WHAT THE TASK ASKS -
From the entries below, copy out every line with "Numerical" in it.

Structured figure records:

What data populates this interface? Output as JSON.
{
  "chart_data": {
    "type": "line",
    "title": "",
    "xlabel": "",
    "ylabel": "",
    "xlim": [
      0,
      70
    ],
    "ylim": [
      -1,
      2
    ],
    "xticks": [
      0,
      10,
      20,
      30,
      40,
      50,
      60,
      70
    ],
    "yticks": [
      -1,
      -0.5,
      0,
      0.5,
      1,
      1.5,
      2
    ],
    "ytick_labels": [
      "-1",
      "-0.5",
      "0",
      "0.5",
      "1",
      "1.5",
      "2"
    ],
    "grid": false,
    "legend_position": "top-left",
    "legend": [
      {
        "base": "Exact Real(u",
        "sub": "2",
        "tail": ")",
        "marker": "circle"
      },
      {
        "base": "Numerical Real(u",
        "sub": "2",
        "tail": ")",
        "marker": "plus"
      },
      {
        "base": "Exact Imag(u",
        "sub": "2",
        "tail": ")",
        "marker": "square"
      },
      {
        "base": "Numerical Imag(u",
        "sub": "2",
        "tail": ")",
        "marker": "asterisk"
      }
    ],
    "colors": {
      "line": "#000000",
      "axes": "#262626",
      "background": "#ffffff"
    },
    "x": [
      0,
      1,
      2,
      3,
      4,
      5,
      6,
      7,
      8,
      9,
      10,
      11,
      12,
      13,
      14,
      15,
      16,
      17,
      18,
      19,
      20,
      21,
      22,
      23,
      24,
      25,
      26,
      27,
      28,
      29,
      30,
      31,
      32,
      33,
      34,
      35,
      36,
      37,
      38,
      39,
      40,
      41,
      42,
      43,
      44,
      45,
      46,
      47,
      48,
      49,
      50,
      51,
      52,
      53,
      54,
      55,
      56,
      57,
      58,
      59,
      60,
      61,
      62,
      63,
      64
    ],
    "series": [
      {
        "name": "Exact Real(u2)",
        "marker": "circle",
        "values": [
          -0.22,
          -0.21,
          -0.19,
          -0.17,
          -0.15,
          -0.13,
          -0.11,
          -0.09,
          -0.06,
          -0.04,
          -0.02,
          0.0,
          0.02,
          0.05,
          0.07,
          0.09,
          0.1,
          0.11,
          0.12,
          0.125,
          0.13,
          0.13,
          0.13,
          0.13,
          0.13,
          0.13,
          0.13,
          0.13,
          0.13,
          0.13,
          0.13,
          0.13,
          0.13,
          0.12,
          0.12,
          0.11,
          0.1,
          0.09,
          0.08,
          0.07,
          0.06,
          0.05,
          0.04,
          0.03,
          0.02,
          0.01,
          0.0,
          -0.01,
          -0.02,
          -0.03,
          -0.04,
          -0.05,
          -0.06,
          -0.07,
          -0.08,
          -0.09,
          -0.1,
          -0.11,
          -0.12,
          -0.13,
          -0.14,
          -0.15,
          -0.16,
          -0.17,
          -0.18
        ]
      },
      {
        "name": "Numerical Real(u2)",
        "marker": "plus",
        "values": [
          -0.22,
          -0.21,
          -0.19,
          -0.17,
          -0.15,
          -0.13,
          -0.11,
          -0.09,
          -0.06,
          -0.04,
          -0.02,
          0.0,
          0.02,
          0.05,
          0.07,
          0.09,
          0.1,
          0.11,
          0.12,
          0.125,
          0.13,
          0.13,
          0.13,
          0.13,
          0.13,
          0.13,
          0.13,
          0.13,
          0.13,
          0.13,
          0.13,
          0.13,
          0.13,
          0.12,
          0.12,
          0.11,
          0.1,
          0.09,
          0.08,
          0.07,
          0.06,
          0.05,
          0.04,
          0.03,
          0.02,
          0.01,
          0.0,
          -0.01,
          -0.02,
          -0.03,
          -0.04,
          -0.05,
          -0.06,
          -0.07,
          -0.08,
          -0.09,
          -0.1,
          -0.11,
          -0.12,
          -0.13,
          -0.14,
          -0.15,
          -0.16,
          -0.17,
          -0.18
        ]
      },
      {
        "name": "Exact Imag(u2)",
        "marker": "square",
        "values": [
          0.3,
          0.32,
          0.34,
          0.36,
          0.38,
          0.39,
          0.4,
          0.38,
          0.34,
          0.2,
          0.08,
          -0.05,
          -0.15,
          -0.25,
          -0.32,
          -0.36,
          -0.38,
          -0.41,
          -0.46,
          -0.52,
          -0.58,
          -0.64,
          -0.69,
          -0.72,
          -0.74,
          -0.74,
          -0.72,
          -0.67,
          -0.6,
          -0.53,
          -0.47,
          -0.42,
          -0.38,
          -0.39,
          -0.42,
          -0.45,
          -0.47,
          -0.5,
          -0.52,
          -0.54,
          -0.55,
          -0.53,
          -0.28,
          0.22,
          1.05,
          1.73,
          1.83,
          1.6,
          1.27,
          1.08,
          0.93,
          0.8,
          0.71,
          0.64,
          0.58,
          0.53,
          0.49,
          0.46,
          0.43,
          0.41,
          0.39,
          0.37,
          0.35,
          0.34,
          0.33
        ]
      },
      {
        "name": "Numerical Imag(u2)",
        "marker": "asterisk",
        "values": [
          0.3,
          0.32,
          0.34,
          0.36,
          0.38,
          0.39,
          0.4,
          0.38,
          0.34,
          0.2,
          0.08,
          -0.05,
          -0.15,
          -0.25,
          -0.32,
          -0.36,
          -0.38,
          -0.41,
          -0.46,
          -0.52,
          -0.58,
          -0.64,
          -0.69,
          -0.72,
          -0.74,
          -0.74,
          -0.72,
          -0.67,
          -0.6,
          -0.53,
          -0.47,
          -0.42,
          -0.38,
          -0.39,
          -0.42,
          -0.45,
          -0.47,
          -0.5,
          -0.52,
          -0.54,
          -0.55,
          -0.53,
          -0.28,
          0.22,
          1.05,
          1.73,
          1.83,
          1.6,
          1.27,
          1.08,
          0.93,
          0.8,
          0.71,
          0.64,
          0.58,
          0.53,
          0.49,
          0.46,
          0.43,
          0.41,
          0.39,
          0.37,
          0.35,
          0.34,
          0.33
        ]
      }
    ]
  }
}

==

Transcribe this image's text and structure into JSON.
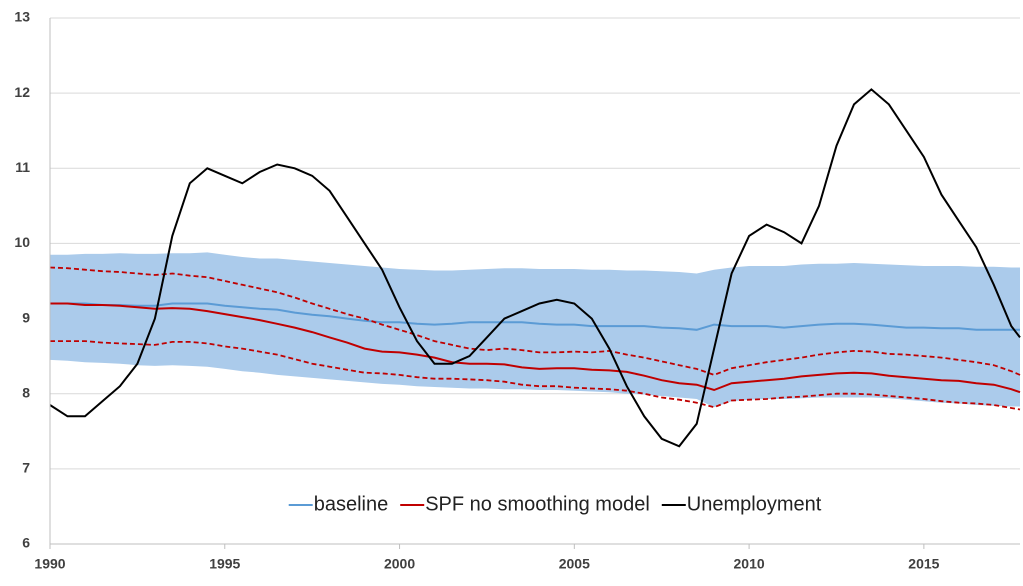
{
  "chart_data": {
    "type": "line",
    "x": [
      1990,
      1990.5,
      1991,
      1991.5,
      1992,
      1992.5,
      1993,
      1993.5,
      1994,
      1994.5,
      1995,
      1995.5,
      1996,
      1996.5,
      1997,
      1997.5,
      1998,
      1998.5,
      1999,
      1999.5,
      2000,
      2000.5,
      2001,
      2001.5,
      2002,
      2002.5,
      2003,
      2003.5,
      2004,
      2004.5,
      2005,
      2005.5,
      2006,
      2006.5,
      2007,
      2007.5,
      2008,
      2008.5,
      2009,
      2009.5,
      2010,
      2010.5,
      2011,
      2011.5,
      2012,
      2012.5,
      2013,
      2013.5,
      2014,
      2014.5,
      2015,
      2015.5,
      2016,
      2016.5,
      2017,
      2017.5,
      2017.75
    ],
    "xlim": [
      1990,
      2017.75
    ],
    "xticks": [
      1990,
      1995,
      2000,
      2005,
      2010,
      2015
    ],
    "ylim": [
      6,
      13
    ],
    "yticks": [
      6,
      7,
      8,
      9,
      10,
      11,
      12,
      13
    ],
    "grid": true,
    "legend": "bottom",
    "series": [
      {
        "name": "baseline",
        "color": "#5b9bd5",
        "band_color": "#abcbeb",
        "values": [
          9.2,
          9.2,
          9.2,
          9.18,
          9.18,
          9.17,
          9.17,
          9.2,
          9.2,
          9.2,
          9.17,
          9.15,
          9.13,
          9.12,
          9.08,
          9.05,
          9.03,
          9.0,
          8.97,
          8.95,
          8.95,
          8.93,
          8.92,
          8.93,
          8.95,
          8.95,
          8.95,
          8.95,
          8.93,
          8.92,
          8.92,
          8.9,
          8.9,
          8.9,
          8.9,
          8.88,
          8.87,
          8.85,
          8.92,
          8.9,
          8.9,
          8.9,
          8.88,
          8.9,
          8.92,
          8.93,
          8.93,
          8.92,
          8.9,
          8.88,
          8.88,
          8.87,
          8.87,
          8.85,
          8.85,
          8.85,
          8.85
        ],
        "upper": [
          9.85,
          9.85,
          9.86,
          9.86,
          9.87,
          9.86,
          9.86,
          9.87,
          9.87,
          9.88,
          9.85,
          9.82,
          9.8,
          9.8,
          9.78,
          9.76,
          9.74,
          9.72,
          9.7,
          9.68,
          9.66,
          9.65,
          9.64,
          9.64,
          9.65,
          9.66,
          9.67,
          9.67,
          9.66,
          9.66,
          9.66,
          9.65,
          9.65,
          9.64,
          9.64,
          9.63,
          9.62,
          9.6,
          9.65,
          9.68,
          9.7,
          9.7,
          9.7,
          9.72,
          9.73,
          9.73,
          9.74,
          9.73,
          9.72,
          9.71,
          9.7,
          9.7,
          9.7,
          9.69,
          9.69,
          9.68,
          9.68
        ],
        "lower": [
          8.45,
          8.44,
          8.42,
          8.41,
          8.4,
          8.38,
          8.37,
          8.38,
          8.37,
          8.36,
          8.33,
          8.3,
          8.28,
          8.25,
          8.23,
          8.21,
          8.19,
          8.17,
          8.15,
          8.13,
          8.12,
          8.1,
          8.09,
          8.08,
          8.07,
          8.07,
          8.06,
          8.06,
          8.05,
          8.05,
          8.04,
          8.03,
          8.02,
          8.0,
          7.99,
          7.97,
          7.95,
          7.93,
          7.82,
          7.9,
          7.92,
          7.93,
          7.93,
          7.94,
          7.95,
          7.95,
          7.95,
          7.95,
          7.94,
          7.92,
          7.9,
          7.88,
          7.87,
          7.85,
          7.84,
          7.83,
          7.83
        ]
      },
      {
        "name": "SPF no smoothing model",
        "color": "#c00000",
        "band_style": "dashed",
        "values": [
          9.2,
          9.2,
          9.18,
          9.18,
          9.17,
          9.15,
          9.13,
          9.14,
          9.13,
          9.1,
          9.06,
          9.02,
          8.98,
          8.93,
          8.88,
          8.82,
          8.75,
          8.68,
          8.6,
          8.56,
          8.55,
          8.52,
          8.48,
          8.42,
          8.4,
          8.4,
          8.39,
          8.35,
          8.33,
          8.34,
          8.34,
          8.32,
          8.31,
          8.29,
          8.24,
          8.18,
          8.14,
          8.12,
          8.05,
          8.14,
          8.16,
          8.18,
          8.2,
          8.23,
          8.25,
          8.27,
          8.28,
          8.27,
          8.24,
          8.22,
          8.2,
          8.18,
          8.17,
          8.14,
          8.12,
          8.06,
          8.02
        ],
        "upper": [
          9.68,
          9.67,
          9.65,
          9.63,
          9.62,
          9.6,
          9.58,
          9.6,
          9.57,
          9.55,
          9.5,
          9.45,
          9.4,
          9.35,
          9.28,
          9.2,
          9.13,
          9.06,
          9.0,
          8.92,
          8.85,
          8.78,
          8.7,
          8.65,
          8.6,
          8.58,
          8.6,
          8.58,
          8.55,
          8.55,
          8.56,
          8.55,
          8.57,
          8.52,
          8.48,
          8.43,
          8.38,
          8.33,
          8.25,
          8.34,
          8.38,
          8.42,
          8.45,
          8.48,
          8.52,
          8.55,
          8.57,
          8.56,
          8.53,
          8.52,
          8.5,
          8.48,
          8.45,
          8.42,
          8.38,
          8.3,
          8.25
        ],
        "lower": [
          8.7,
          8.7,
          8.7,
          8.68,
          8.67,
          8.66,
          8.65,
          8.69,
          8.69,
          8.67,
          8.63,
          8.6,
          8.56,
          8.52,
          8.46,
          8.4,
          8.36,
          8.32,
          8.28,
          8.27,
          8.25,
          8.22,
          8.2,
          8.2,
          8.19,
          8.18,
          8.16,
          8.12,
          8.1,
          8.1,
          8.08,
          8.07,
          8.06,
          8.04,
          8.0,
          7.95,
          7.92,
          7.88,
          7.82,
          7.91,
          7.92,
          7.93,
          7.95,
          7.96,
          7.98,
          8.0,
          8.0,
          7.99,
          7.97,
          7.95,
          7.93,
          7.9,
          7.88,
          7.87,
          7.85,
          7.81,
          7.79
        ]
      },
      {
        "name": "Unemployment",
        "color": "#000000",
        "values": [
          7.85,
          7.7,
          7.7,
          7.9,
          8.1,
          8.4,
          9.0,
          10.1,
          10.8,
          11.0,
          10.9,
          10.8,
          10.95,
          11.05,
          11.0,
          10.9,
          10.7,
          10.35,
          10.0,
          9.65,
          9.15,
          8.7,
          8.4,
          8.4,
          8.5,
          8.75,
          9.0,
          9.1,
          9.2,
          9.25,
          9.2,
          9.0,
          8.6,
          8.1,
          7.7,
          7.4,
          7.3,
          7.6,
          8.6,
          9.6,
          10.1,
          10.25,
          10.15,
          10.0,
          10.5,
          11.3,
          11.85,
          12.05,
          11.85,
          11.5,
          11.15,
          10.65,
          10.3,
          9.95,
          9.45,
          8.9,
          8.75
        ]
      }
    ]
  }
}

==

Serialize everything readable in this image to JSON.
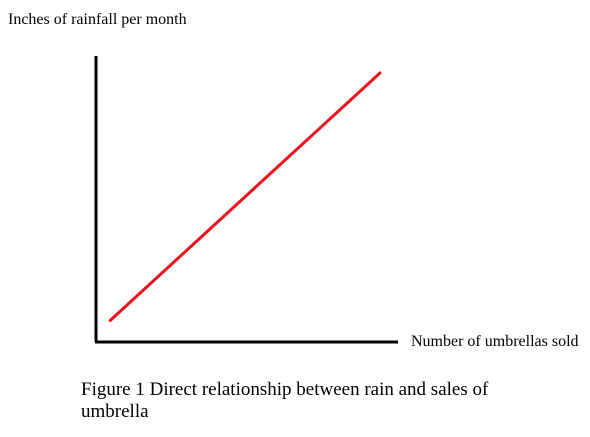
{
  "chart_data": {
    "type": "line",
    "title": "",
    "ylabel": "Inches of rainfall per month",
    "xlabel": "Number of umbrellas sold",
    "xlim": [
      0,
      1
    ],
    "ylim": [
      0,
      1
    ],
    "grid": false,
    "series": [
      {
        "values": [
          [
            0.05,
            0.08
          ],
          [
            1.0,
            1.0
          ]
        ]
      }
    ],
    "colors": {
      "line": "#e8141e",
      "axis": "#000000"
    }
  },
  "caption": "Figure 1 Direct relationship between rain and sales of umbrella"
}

COMPLETED EXERCISE -
        "base": "Numerical Real(u",
        "base": "Numerical Imag(u",
        "name": "Numerical Real(u2)",
        "name": "Numerical Imag(u2)",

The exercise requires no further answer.